• _WORK TO DO_
Locate the lines of the listing below that hold "nervous", then copy each of them.

• _RECORD EXCERPTS_
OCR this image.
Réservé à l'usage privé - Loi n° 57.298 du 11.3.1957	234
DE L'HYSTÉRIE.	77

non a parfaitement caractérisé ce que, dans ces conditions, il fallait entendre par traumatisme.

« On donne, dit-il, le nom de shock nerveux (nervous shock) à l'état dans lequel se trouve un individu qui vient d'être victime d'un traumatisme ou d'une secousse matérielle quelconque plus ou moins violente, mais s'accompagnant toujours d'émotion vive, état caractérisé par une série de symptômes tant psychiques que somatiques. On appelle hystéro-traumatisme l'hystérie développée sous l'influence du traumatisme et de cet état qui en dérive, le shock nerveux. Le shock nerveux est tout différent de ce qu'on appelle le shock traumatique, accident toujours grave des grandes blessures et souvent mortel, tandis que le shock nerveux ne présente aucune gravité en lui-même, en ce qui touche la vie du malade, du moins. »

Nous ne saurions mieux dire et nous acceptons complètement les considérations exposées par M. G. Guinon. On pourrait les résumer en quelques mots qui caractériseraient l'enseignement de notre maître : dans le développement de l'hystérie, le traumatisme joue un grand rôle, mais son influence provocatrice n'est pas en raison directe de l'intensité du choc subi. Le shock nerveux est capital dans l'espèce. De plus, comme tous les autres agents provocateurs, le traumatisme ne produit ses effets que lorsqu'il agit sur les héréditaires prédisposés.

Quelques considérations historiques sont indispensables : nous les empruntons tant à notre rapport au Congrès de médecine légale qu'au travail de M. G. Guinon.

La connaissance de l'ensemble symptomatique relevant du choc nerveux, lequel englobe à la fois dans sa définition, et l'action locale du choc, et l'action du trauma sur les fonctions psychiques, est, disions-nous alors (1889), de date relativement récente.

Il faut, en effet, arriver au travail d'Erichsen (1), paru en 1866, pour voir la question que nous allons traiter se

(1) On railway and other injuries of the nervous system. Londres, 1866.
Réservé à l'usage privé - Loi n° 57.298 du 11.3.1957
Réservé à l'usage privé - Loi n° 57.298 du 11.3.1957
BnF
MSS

--

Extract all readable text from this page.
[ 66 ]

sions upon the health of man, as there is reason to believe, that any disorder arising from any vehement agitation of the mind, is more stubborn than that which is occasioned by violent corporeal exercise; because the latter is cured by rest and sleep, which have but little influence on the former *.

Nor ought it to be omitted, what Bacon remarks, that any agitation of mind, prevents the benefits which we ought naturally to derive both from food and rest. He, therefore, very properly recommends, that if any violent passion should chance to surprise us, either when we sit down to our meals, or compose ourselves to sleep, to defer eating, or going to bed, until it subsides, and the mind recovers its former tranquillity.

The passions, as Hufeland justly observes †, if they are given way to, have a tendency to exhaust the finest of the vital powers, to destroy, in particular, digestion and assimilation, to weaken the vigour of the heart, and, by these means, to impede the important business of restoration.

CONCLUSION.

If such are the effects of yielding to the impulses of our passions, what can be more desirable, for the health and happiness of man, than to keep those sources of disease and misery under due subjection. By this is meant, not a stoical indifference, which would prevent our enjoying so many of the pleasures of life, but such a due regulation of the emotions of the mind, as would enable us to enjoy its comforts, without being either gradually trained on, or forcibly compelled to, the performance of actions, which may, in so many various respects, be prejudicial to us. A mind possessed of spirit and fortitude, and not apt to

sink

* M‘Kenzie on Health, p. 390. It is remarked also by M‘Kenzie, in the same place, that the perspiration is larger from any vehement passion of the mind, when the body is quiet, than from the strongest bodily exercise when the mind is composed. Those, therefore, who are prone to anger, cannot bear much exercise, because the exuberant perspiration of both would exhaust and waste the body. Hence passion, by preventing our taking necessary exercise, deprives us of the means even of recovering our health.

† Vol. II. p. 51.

==

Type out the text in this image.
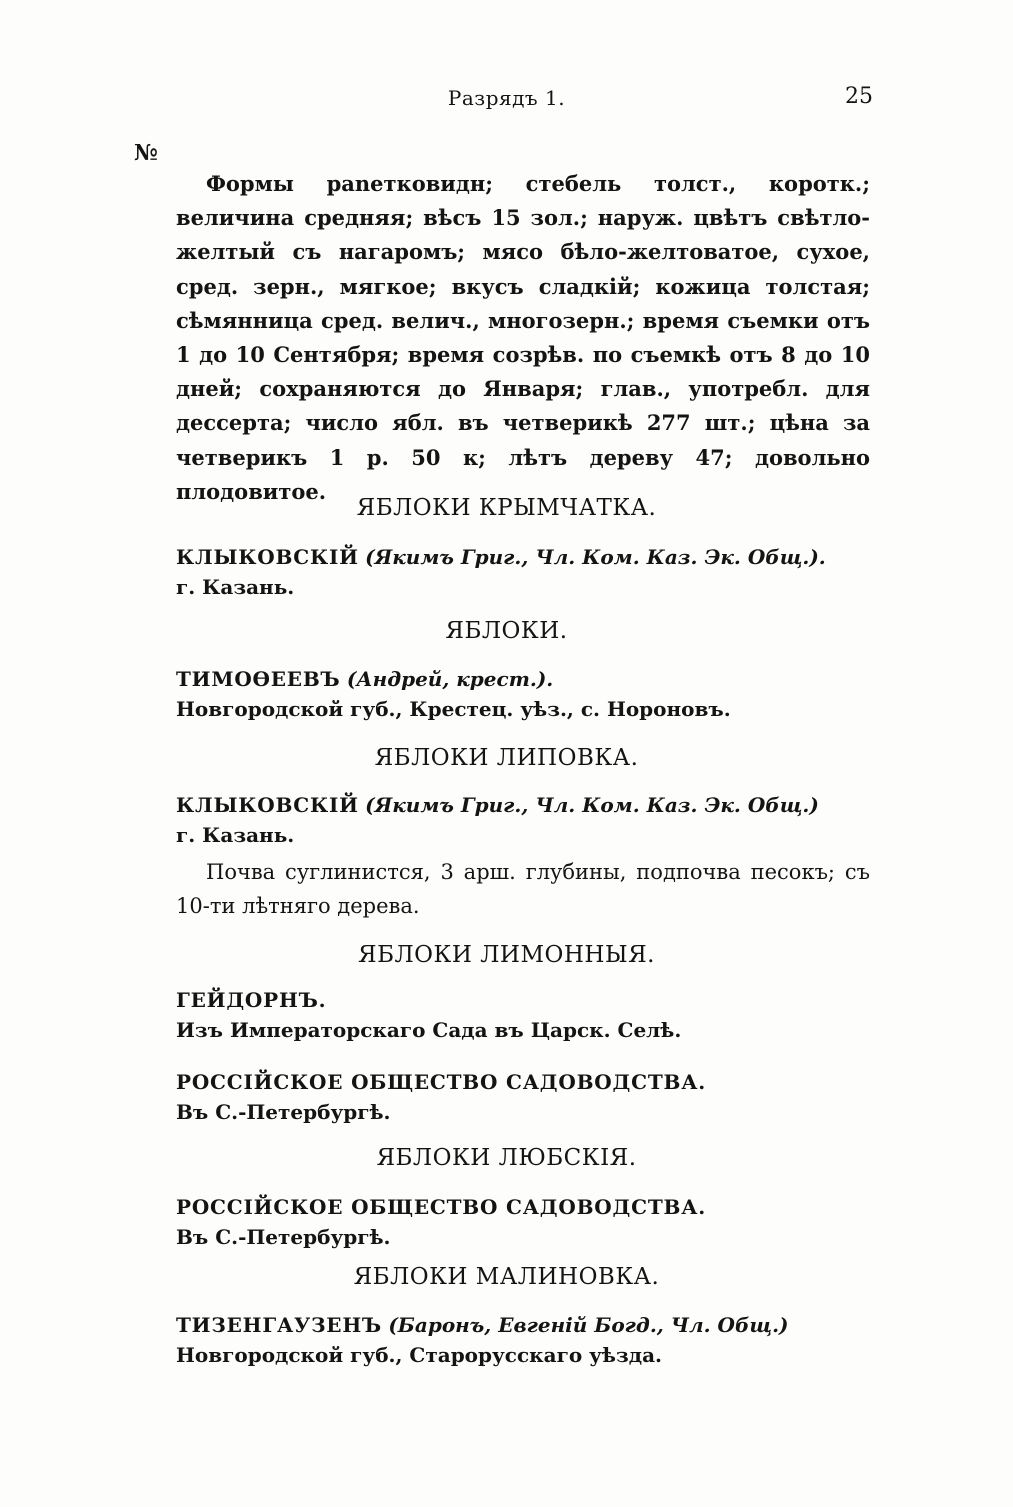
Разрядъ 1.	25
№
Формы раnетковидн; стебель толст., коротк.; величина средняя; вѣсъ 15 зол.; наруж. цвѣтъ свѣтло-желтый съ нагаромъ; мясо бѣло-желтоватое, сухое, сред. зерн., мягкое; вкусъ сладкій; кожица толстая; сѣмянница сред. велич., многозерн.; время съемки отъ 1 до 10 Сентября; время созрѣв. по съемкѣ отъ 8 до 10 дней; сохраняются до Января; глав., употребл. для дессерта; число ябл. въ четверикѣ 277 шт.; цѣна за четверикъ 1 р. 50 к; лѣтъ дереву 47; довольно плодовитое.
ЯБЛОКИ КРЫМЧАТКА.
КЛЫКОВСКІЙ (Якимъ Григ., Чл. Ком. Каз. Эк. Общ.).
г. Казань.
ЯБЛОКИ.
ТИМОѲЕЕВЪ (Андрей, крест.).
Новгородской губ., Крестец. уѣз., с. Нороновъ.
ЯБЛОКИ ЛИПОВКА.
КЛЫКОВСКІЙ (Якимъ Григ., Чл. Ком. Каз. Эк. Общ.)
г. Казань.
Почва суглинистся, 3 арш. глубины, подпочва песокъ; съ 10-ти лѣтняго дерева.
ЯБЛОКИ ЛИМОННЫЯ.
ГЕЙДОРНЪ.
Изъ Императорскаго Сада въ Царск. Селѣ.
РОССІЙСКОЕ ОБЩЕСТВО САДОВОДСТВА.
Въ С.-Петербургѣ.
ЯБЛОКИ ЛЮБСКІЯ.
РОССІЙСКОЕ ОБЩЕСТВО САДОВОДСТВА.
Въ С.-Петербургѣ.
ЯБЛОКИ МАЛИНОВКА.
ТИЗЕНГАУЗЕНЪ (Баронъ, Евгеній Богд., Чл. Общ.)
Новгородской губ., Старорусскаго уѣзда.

• _TASK OUTPUT_
« On donne, dit-il, le nom de shock nerveux (nervous shock) à l'état dans lequel se trouve un individu qui vient d'être victime d'un traumatisme ou d'une secousse matérielle quelconque plus ou moins violente, mais s'accompagnant toujours d'émotion vive, état caractérisé par une série de symptômes tant psychiques que somatiques. On appelle hystéro-traumatisme l'hystérie développée sous l'influence du traumatisme et de cet état qui en dérive, le shock nerveux. Le shock nerveux est tout différent de ce qu'on appelle le shock traumatique, accident toujours grave des grandes blessures et souvent mortel, tandis que le shock nerveux ne présente aucune gravité en lui-même, en ce qui touche la vie du malade, du moins. »
(1) On railway and other injuries of the nervous system. Londres, 1866.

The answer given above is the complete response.